Data >>
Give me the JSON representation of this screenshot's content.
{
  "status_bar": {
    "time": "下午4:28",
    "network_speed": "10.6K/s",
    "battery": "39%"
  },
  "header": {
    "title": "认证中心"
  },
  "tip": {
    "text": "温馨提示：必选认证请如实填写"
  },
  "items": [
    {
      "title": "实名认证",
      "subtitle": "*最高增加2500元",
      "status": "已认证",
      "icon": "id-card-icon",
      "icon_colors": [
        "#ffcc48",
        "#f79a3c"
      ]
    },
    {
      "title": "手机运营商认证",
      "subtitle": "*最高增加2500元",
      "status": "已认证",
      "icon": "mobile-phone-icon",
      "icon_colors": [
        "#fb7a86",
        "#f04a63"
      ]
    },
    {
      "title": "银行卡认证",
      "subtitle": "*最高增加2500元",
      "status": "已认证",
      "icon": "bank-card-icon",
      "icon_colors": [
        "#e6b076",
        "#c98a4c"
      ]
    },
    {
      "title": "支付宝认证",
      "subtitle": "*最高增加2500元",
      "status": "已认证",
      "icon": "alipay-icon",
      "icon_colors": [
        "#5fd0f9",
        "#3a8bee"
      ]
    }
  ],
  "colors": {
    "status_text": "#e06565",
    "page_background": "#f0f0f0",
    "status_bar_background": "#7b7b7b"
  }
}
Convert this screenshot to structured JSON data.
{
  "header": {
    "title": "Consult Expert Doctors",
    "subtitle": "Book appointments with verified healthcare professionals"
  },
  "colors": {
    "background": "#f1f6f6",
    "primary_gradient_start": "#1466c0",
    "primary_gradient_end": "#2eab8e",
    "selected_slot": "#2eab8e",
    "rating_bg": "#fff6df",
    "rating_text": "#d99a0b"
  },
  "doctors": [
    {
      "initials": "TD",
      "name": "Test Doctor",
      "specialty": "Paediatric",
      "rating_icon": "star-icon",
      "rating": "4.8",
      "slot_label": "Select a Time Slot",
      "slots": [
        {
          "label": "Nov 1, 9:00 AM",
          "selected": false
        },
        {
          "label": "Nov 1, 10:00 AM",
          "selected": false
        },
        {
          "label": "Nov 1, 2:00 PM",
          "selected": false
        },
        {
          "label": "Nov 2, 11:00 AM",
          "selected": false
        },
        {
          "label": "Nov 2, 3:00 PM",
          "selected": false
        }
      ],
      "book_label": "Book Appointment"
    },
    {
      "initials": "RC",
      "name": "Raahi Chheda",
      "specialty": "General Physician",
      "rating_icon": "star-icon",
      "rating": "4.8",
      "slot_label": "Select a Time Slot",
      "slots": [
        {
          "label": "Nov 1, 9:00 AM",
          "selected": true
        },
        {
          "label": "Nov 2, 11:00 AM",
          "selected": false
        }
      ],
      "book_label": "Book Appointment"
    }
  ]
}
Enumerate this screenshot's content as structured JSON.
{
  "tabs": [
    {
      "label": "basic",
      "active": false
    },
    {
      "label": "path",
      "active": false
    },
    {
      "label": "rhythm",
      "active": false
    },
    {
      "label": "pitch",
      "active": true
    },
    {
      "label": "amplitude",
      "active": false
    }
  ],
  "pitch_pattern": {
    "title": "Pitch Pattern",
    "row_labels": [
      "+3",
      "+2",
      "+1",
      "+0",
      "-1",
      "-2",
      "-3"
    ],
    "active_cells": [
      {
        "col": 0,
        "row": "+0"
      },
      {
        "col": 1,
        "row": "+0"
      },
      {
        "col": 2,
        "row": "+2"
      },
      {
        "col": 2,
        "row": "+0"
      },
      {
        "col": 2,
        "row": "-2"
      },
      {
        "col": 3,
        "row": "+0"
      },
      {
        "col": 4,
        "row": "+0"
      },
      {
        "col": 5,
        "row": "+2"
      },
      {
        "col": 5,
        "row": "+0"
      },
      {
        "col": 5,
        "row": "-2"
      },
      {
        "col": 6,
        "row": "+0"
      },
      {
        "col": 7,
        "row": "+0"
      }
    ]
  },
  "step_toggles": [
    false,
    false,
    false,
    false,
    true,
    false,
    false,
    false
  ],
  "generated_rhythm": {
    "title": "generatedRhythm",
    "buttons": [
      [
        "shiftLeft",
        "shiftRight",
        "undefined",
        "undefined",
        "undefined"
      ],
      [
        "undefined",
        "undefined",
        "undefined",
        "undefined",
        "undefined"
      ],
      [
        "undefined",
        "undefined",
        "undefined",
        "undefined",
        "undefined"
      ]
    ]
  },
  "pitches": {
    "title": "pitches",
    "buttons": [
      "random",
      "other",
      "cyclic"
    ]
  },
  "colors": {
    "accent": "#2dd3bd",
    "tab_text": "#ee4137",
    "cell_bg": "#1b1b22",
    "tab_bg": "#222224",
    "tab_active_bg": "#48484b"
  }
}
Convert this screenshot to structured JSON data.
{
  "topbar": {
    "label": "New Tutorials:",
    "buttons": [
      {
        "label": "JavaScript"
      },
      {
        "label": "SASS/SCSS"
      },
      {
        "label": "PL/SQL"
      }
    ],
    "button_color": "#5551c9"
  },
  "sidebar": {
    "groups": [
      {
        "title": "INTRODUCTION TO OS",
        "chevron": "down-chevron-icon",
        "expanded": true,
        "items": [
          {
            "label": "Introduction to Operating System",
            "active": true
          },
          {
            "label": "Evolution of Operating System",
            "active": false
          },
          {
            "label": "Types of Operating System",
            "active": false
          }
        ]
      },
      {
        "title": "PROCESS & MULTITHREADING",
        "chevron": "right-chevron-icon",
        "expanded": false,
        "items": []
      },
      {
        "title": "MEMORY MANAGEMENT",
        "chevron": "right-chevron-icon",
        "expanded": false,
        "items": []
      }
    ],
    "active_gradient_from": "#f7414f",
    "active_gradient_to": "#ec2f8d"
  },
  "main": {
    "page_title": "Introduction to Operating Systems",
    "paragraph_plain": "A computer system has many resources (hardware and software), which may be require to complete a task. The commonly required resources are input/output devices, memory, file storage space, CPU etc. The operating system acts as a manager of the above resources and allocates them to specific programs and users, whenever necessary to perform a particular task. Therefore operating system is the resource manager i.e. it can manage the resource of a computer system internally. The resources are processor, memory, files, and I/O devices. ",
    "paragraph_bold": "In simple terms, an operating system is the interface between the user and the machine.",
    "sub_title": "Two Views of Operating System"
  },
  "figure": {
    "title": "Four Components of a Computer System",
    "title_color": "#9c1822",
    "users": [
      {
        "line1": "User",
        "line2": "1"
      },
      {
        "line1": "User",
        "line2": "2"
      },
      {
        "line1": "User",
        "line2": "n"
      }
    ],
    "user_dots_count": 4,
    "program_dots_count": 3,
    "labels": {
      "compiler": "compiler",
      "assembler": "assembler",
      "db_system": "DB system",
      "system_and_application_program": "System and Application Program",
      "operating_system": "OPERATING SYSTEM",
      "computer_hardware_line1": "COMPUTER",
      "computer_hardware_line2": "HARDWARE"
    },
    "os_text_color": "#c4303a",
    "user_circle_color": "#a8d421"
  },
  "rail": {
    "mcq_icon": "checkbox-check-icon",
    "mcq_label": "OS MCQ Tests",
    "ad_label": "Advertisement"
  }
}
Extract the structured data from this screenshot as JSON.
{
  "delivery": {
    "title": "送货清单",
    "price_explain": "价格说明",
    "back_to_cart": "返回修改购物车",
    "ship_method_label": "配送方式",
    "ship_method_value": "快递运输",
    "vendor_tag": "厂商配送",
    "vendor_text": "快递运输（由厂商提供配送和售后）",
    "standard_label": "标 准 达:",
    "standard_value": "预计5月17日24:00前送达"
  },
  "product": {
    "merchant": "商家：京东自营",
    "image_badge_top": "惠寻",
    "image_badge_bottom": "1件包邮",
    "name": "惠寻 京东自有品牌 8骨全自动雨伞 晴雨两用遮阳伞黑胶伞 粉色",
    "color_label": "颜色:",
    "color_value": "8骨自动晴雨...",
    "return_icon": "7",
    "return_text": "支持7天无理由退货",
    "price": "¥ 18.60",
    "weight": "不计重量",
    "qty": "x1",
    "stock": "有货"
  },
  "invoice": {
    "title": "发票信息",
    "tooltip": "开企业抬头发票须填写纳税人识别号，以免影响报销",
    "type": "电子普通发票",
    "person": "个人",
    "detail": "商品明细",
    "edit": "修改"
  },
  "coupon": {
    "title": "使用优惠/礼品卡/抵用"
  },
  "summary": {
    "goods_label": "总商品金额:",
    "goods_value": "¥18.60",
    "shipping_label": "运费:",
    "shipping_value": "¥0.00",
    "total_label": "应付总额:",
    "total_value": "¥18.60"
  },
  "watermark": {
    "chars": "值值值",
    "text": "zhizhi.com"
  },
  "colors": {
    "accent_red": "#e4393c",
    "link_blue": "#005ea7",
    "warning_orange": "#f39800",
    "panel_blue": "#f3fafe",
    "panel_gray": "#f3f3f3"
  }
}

Problem description >>
Make an exact copy of every line from the one with "Extract the structured" to the end of the data, with the first and last of those lines included.

Output for this exercise >>
Extract the structured data from this screenshot as JSON.
{
  "delivery": {
    "title": "送货清单",
    "price_explain": "价格说明",
    "back_to_cart": "返回修改购物车",
    "ship_method_label": "配送方式",
    "ship_method_value": "快递运输",
    "vendor_tag": "厂商配送",
    "vendor_text": "快递运输（由厂商提供配送和售后）",
    "standard_label": "标 准 达:",
    "standard_value": "预计5月17日24:00前送达"
  },
  "product": {
    "merchant": "商家：京东自营",
    "image_badge_top": "惠寻",
    "image_badge_bottom": "1件包邮",
    "name": "惠寻 京东自有品牌 8骨全自动雨伞 晴雨两用遮阳伞黑胶伞 粉色",
    "color_label": "颜色:",
    "color_value": "8骨自动晴雨...",
    "return_icon": "7",
    "return_text": "支持7天无理由退货",
    "price": "¥ 18.60",
    "weight": "不计重量",
    "qty": "x1",
    "stock": "有货"
  },
  "invoice": {
    "title": "发票信息",
    "tooltip": "开企业抬头发票须填写纳税人识别号，以免影响报销",
    "type": "电子普通发票",
    "person": "个人",
    "detail": "商品明细",
    "edit": "修改"
  },
  "coupon": {
    "title": "使用优惠/礼品卡/抵用"
  },
  "summary": {
    "goods_label": "总商品金额:",
    "goods_value": "¥18.60",
    "shipping_label": "运费:",
    "shipping_value": "¥0.00",
    "total_label": "应付总额:",
    "total_value": "¥18.60"
  },
  "watermark": {
    "chars": "值值值",
    "text": "zhizhi.com"
  },
  "colors": {
    "accent_red": "#e4393c",
    "link_blue": "#005ea7",
    "warning_orange": "#f39800",
    "panel_blue": "#f3fafe",
    "panel_gray": "#f3f3f3"
  }
}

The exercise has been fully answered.